### PROMPT
Each line containing the word "clicks" needs to be copied.

::: INFORMATION SHOWN

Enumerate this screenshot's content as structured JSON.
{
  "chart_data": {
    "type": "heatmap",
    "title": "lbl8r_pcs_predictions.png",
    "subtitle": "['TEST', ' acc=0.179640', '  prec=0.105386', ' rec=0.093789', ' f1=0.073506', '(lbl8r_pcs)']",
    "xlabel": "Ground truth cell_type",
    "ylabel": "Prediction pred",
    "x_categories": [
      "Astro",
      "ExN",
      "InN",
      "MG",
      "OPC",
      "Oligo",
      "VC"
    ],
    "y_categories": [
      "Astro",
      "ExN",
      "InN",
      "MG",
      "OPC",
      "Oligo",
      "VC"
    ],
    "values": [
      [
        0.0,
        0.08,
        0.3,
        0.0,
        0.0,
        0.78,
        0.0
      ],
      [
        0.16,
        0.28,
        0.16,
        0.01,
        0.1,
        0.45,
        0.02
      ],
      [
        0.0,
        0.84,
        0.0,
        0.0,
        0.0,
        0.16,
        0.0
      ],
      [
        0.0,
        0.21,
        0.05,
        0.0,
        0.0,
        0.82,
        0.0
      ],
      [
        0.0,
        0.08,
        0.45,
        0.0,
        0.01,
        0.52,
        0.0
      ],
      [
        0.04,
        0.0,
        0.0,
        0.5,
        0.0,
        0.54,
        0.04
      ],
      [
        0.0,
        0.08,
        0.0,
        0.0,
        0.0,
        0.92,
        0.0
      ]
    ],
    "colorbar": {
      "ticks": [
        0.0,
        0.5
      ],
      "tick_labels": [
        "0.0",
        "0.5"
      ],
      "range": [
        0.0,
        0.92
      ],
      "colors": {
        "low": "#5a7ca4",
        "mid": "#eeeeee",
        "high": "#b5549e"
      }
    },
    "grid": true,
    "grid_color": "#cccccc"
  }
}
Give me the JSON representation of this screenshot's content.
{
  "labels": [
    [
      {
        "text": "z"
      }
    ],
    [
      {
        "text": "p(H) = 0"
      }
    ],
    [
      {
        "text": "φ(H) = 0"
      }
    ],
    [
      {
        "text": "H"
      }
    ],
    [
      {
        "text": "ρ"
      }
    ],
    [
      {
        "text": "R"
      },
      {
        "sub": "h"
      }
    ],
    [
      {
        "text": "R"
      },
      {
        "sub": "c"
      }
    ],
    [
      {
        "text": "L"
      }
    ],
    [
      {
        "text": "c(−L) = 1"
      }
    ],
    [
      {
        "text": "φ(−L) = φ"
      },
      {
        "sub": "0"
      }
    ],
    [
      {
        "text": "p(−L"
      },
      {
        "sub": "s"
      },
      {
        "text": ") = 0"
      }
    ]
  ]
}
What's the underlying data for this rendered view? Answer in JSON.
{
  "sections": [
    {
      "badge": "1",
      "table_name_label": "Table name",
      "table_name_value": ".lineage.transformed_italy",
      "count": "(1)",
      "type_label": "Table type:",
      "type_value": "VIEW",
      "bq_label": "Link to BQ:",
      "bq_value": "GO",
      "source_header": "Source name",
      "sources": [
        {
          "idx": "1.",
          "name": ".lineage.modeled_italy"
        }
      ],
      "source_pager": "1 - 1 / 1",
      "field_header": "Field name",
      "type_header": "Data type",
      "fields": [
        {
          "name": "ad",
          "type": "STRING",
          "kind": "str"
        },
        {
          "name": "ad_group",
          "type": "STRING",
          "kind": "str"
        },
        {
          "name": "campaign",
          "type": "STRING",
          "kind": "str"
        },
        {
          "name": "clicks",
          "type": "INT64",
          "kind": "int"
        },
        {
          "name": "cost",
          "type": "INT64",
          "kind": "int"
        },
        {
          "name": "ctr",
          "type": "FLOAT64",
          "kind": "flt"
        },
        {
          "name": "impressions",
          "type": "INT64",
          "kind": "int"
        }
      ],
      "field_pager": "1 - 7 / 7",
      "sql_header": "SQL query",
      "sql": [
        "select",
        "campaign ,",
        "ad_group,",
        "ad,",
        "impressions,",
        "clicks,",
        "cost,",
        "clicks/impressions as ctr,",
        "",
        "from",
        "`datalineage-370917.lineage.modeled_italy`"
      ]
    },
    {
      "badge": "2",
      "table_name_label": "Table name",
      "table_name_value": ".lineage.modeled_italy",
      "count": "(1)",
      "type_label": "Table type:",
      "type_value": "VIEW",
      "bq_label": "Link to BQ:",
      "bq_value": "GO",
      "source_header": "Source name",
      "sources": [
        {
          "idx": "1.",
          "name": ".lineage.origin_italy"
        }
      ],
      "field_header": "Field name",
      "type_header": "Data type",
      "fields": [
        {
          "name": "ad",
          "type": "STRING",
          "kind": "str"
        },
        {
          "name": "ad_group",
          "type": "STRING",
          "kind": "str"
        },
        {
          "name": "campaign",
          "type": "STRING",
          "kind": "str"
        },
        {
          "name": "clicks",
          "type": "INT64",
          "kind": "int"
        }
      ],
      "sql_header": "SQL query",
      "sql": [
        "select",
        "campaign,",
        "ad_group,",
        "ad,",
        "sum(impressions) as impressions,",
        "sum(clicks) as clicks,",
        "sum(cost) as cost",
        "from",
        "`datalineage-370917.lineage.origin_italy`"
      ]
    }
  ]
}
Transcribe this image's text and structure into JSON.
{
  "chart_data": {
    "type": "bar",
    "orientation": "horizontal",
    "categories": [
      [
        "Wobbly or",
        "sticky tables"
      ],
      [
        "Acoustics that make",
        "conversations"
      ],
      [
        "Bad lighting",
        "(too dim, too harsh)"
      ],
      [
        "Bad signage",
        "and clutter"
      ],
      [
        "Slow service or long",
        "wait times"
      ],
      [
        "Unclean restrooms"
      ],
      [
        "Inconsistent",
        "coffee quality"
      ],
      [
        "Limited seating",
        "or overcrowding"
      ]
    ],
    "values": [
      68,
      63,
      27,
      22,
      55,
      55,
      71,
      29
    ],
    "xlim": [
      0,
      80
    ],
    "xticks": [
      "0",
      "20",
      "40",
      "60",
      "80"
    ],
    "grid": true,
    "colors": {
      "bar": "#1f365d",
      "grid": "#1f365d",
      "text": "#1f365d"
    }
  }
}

::::::

### WORKED ANSWER
          "name": "clicks",
        "clicks,",
        "clicks/impressions as ctr,",
          "name": "clicks",
        "sum(clicks) as clicks,",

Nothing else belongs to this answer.